**The problem**
All of the material below is to be repeated exactly.

_____

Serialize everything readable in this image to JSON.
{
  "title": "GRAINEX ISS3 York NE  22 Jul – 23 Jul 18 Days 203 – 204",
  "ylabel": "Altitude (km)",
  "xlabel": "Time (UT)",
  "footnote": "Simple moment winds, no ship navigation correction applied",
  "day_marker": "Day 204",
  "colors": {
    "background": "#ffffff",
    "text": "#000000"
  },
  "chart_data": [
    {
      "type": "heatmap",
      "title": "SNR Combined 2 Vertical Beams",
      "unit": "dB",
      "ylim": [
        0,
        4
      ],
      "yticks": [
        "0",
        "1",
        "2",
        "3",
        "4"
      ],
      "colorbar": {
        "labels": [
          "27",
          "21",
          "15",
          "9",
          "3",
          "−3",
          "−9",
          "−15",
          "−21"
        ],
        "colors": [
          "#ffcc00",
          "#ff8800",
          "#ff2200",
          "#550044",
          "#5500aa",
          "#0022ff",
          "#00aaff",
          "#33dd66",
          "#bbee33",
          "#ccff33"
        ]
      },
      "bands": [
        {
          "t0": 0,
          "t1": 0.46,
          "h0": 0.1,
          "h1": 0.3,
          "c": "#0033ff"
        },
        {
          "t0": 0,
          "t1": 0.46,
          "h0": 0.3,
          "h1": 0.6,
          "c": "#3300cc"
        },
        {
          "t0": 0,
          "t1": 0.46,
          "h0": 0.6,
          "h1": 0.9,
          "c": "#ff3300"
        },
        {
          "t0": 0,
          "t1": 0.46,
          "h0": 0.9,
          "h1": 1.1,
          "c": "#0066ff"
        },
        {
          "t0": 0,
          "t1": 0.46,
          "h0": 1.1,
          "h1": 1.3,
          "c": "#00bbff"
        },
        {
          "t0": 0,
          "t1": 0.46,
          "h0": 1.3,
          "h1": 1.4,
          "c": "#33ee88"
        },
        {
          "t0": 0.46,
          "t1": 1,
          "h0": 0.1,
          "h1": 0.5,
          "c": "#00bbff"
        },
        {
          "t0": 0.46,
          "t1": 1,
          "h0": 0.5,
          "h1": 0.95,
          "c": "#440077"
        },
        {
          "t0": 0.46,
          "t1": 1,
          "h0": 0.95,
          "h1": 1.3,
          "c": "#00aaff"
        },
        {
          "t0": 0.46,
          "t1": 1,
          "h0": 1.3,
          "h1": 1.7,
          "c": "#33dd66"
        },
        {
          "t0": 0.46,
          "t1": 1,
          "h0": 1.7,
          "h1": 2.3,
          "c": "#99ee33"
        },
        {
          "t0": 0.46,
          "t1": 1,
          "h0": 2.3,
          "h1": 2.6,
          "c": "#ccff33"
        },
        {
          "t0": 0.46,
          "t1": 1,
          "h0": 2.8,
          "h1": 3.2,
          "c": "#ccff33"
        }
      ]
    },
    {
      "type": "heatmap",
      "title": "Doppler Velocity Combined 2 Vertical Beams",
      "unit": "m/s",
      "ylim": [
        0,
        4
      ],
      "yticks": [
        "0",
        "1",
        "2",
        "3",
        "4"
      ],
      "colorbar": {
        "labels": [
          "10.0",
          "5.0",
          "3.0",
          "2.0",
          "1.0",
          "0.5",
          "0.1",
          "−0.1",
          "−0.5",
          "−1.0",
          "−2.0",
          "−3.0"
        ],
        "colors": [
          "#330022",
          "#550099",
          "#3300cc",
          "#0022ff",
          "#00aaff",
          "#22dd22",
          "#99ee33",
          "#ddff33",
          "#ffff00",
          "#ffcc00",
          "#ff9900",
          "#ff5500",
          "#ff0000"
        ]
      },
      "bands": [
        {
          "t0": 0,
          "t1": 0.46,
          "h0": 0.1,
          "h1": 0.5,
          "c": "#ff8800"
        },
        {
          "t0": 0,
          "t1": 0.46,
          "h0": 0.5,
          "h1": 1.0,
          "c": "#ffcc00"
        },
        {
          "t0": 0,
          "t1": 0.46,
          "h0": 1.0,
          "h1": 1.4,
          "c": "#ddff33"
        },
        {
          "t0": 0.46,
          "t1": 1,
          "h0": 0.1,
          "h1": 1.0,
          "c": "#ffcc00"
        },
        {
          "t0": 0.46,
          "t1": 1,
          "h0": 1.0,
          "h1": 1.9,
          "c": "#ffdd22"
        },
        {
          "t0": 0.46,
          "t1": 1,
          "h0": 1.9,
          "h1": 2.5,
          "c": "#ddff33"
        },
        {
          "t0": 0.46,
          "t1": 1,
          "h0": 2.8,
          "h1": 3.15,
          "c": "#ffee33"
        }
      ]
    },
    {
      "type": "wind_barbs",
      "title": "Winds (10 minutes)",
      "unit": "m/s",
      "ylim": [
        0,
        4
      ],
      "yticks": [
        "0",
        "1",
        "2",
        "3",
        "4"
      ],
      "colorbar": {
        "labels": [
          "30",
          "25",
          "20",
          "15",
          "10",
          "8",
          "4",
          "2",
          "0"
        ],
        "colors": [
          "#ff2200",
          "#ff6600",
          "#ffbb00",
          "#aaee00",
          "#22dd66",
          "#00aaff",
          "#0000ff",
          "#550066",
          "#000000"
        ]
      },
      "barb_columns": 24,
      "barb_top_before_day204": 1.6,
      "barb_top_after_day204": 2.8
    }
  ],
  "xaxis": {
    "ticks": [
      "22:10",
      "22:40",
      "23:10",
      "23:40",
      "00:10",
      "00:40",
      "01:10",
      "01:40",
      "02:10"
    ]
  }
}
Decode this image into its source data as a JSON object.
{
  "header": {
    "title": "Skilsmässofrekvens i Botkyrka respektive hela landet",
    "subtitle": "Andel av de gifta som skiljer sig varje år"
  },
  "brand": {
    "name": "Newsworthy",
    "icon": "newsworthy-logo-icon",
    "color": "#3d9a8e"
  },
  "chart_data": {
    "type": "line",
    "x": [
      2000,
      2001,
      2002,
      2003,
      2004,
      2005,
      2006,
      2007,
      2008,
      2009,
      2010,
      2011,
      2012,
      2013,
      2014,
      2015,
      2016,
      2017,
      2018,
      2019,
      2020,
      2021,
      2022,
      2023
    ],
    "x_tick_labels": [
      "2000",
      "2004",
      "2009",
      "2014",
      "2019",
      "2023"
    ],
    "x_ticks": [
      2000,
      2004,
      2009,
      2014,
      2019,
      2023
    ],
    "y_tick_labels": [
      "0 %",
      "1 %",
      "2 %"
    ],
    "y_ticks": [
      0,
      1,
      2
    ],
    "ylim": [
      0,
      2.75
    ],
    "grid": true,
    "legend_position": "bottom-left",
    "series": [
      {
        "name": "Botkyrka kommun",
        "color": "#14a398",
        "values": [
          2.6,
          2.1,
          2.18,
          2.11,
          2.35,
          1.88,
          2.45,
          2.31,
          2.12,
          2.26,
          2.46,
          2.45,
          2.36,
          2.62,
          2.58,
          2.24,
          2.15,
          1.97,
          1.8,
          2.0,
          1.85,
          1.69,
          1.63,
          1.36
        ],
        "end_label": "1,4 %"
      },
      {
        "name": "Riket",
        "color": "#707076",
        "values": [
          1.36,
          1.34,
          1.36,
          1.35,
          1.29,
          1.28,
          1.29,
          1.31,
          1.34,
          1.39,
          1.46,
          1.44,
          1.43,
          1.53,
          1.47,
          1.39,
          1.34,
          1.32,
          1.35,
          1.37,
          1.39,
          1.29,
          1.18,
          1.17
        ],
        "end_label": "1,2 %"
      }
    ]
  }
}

_____

**Correct output**
Serialize everything readable in this image to JSON.
{
  "title": "GRAINEX ISS3 York NE  22 Jul – 23 Jul 18 Days 203 – 204",
  "ylabel": "Altitude (km)",
  "xlabel": "Time (UT)",
  "footnote": "Simple moment winds, no ship navigation correction applied",
  "day_marker": "Day 204",
  "colors": {
    "background": "#ffffff",
    "text": "#000000"
  },
  "chart_data": [
    {
      "type": "heatmap",
      "title": "SNR Combined 2 Vertical Beams",
      "unit": "dB",
      "ylim": [
        0,
        4
      ],
      "yticks": [
        "0",
        "1",
        "2",
        "3",
        "4"
      ],
      "colorbar": {
        "labels": [
          "27",
          "21",
          "15",
          "9",
          "3",
          "−3",
          "−9",
          "−15",
          "−21"
        ],
        "colors": [
          "#ffcc00",
          "#ff8800",
          "#ff2200",
          "#550044",
          "#5500aa",
          "#0022ff",
          "#00aaff",
          "#33dd66",
          "#bbee33",
          "#ccff33"
        ]
      },
      "bands": [
        {
          "t0": 0,
          "t1": 0.46,
          "h0": 0.1,
          "h1": 0.3,
          "c": "#0033ff"
        },
        {
          "t0": 0,
          "t1": 0.46,
          "h0": 0.3,
          "h1": 0.6,
          "c": "#3300cc"
        },
        {
          "t0": 0,
          "t1": 0.46,
          "h0": 0.6,
          "h1": 0.9,
          "c": "#ff3300"
        },
        {
          "t0": 0,
          "t1": 0.46,
          "h0": 0.9,
          "h1": 1.1,
          "c": "#0066ff"
        },
        {
          "t0": 0,
          "t1": 0.46,
          "h0": 1.1,
          "h1": 1.3,
          "c": "#00bbff"
        },
        {
          "t0": 0,
          "t1": 0.46,
          "h0": 1.3,
          "h1": 1.4,
          "c": "#33ee88"
        },
        {
          "t0": 0.46,
          "t1": 1,
          "h0": 0.1,
          "h1": 0.5,
          "c": "#00bbff"
        },
        {
          "t0": 0.46,
          "t1": 1,
          "h0": 0.5,
          "h1": 0.95,
          "c": "#440077"
        },
        {
          "t0": 0.46,
          "t1": 1,
          "h0": 0.95,
          "h1": 1.3,
          "c": "#00aaff"
        },
        {
          "t0": 0.46,
          "t1": 1,
          "h0": 1.3,
          "h1": 1.7,
          "c": "#33dd66"
        },
        {
          "t0": 0.46,
          "t1": 1,
          "h0": 1.7,
          "h1": 2.3,
          "c": "#99ee33"
        },
        {
          "t0": 0.46,
          "t1": 1,
          "h0": 2.3,
          "h1": 2.6,
          "c": "#ccff33"
        },
        {
          "t0": 0.46,
          "t1": 1,
          "h0": 2.8,
          "h1": 3.2,
          "c": "#ccff33"
        }
      ]
    },
    {
      "type": "heatmap",
      "title": "Doppler Velocity Combined 2 Vertical Beams",
      "unit": "m/s",
      "ylim": [
        0,
        4
      ],
      "yticks": [
        "0",
        "1",
        "2",
        "3",
        "4"
      ],
      "colorbar": {
        "labels": [
          "10.0",
          "5.0",
          "3.0",
          "2.0",
          "1.0",
          "0.5",
          "0.1",
          "−0.1",
          "−0.5",
          "−1.0",
          "−2.0",
          "−3.0"
        ],
        "colors": [
          "#330022",
          "#550099",
          "#3300cc",
          "#0022ff",
          "#00aaff",
          "#22dd22",
          "#99ee33",
          "#ddff33",
          "#ffff00",
          "#ffcc00",
          "#ff9900",
          "#ff5500",
          "#ff0000"
        ]
      },
      "bands": [
        {
          "t0": 0,
          "t1": 0.46,
          "h0": 0.1,
          "h1": 0.5,
          "c": "#ff8800"
        },
        {
          "t0": 0,
          "t1": 0.46,
          "h0": 0.5,
          "h1": 1.0,
          "c": "#ffcc00"
        },
        {
          "t0": 0,
          "t1": 0.46,
          "h0": 1.0,
          "h1": 1.4,
          "c": "#ddff33"
        },
        {
          "t0": 0.46,
          "t1": 1,
          "h0": 0.1,
          "h1": 1.0,
          "c": "#ffcc00"
        },
        {
          "t0": 0.46,
          "t1": 1,
          "h0": 1.0,
          "h1": 1.9,
          "c": "#ffdd22"
        },
        {
          "t0": 0.46,
          "t1": 1,
          "h0": 1.9,
          "h1": 2.5,
          "c": "#ddff33"
        },
        {
          "t0": 0.46,
          "t1": 1,
          "h0": 2.8,
          "h1": 3.15,
          "c": "#ffee33"
        }
      ]
    },
    {
      "type": "wind_barbs",
      "title": "Winds (10 minutes)",
      "unit": "m/s",
      "ylim": [
        0,
        4
      ],
      "yticks": [
        "0",
        "1",
        "2",
        "3",
        "4"
      ],
      "colorbar": {
        "labels": [
          "30",
          "25",
          "20",
          "15",
          "10",
          "8",
          "4",
          "2",
          "0"
        ],
        "colors": [
          "#ff2200",
          "#ff6600",
          "#ffbb00",
          "#aaee00",
          "#22dd66",
          "#00aaff",
          "#0000ff",
          "#550066",
          "#000000"
        ]
      },
      "barb_columns": 24,
      "barb_top_before_day204": 1.6,
      "barb_top_after_day204": 2.8
    }
  ],
  "xaxis": {
    "ticks": [
      "22:10",
      "22:40",
      "23:10",
      "23:40",
      "00:10",
      "00:40",
      "01:10",
      "01:40",
      "02:10"
    ]
  }
}
Decode this image into its source data as a JSON object.
{
  "header": {
    "title": "Skilsmässofrekvens i Botkyrka respektive hela landet",
    "subtitle": "Andel av de gifta som skiljer sig varje år"
  },
  "brand": {
    "name": "Newsworthy",
    "icon": "newsworthy-logo-icon",
    "color": "#3d9a8e"
  },
  "chart_data": {
    "type": "line",
    "x": [
      2000,
      2001,
      2002,
      2003,
      2004,
      2005,
      2006,
      2007,
      2008,
      2009,
      2010,
      2011,
      2012,
      2013,
      2014,
      2015,
      2016,
      2017,
      2018,
      2019,
      2020,
      2021,
      2022,
      2023
    ],
    "x_tick_labels": [
      "2000",
      "2004",
      "2009",
      "2014",
      "2019",
      "2023"
    ],
    "x_ticks": [
      2000,
      2004,
      2009,
      2014,
      2019,
      2023
    ],
    "y_tick_labels": [
      "0 %",
      "1 %",
      "2 %"
    ],
    "y_ticks": [
      0,
      1,
      2
    ],
    "ylim": [
      0,
      2.75
    ],
    "grid": true,
    "legend_position": "bottom-left",
    "series": [
      {
        "name": "Botkyrka kommun",
        "color": "#14a398",
        "values": [
          2.6,
          2.1,
          2.18,
          2.11,
          2.35,
          1.88,
          2.45,
          2.31,
          2.12,
          2.26,
          2.46,
          2.45,
          2.36,
          2.62,
          2.58,
          2.24,
          2.15,
          1.97,
          1.8,
          2.0,
          1.85,
          1.69,
          1.63,
          1.36
        ],
        "end_label": "1,4 %"
      },
      {
        "name": "Riket",
        "color": "#707076",
        "values": [
          1.36,
          1.34,
          1.36,
          1.35,
          1.29,
          1.28,
          1.29,
          1.31,
          1.34,
          1.39,
          1.46,
          1.44,
          1.43,
          1.53,
          1.47,
          1.39,
          1.34,
          1.32,
          1.35,
          1.37,
          1.39,
          1.29,
          1.18,
          1.17
        ],
        "end_label": "1,2 %"
      }
    ]
  }
}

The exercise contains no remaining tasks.